AIM: Reproduce all records exactly.

GIVEN ENTRIES:
↓

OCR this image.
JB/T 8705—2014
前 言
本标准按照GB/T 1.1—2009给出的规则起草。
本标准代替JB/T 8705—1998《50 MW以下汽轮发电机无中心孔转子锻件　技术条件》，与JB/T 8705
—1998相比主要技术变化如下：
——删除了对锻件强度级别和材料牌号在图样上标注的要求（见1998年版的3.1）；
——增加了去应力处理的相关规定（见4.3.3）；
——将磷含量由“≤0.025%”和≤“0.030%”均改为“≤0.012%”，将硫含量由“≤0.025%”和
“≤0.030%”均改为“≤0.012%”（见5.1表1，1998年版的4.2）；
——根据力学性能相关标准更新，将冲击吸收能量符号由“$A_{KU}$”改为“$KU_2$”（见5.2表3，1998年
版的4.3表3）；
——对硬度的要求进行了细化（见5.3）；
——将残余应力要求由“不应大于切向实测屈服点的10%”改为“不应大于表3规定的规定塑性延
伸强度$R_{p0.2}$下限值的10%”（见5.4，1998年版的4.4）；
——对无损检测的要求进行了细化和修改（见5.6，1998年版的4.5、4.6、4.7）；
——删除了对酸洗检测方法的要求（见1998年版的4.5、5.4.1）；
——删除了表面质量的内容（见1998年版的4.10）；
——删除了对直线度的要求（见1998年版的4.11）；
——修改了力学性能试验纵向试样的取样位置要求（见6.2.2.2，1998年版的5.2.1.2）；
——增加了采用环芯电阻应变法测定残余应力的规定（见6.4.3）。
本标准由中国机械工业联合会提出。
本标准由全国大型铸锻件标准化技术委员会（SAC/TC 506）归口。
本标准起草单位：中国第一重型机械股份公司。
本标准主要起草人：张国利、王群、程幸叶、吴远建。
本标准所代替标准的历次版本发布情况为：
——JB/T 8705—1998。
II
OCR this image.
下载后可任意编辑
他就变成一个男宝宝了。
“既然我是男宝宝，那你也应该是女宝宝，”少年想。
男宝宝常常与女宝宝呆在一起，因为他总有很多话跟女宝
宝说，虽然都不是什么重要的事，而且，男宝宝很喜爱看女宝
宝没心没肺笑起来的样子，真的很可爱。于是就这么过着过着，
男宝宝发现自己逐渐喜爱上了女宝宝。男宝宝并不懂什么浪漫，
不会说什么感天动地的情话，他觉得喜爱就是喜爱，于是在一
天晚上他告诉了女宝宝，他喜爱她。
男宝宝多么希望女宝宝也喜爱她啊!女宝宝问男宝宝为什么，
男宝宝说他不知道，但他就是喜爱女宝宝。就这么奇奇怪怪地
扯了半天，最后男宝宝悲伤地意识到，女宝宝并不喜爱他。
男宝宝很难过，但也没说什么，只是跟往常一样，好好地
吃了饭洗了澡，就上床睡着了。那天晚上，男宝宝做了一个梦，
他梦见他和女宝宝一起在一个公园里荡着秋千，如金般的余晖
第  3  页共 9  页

↑

CORRECT ANSWER:
OCR this image.
JB/T 8705—2014
前 言
本标准按照GB/T 1.1—2009给出的规则起草。
本标准代替JB/T 8705—1998《50 MW以下汽轮发电机无中心孔转子锻件　技术条件》，与JB/T 8705
—1998相比主要技术变化如下：
——删除了对锻件强度级别和材料牌号在图样上标注的要求（见1998年版的3.1）；
——增加了去应力处理的相关规定（见4.3.3）；
——将磷含量由“≤0.025%”和≤“0.030%”均改为“≤0.012%”，将硫含量由“≤0.025%”和
“≤0.030%”均改为“≤0.012%”（见5.1表1，1998年版的4.2）；
——根据力学性能相关标准更新，将冲击吸收能量符号由“$A_{KU}$”改为“$KU_2$”（见5.2表3，1998年
版的4.3表3）；
——对硬度的要求进行了细化（见5.3）；
——将残余应力要求由“不应大于切向实测屈服点的10%”改为“不应大于表3规定的规定塑性延
伸强度$R_{p0.2}$下限值的10%”（见5.4，1998年版的4.4）；
——对无损检测的要求进行了细化和修改（见5.6，1998年版的4.5、4.6、4.7）；
——删除了对酸洗检测方法的要求（见1998年版的4.5、5.4.1）；
——删除了表面质量的内容（见1998年版的4.10）；
——删除了对直线度的要求（见1998年版的4.11）；
——修改了力学性能试验纵向试样的取样位置要求（见6.2.2.2，1998年版的5.2.1.2）；
——增加了采用环芯电阻应变法测定残余应力的规定（见6.4.3）。
本标准由中国机械工业联合会提出。
本标准由全国大型铸锻件标准化技术委员会（SAC/TC 506）归口。
本标准起草单位：中国第一重型机械股份公司。
本标准主要起草人：张国利、王群、程幸叶、吴远建。
本标准所代替标准的历次版本发布情况为：
——JB/T 8705—1998。
II
OCR this image.
下载后可任意编辑
他就变成一个男宝宝了。
“既然我是男宝宝，那你也应该是女宝宝，”少年想。
男宝宝常常与女宝宝呆在一起，因为他总有很多话跟女宝
宝说，虽然都不是什么重要的事，而且，男宝宝很喜爱看女宝
宝没心没肺笑起来的样子，真的很可爱。于是就这么过着过着，
男宝宝发现自己逐渐喜爱上了女宝宝。男宝宝并不懂什么浪漫，
不会说什么感天动地的情话，他觉得喜爱就是喜爱，于是在一
天晚上他告诉了女宝宝，他喜爱她。
男宝宝多么希望女宝宝也喜爱她啊!女宝宝问男宝宝为什么，
男宝宝说他不知道，但他就是喜爱女宝宝。就这么奇奇怪怪地
扯了半天，最后男宝宝悲伤地意识到，女宝宝并不喜爱他。
男宝宝很难过，但也没说什么，只是跟往常一样，好好地
吃了饭洗了澡，就上床睡着了。那天晚上，男宝宝做了一个梦，
他梦见他和女宝宝一起在一个公园里荡着秋千，如金般的余晖
第  3  页共 9  页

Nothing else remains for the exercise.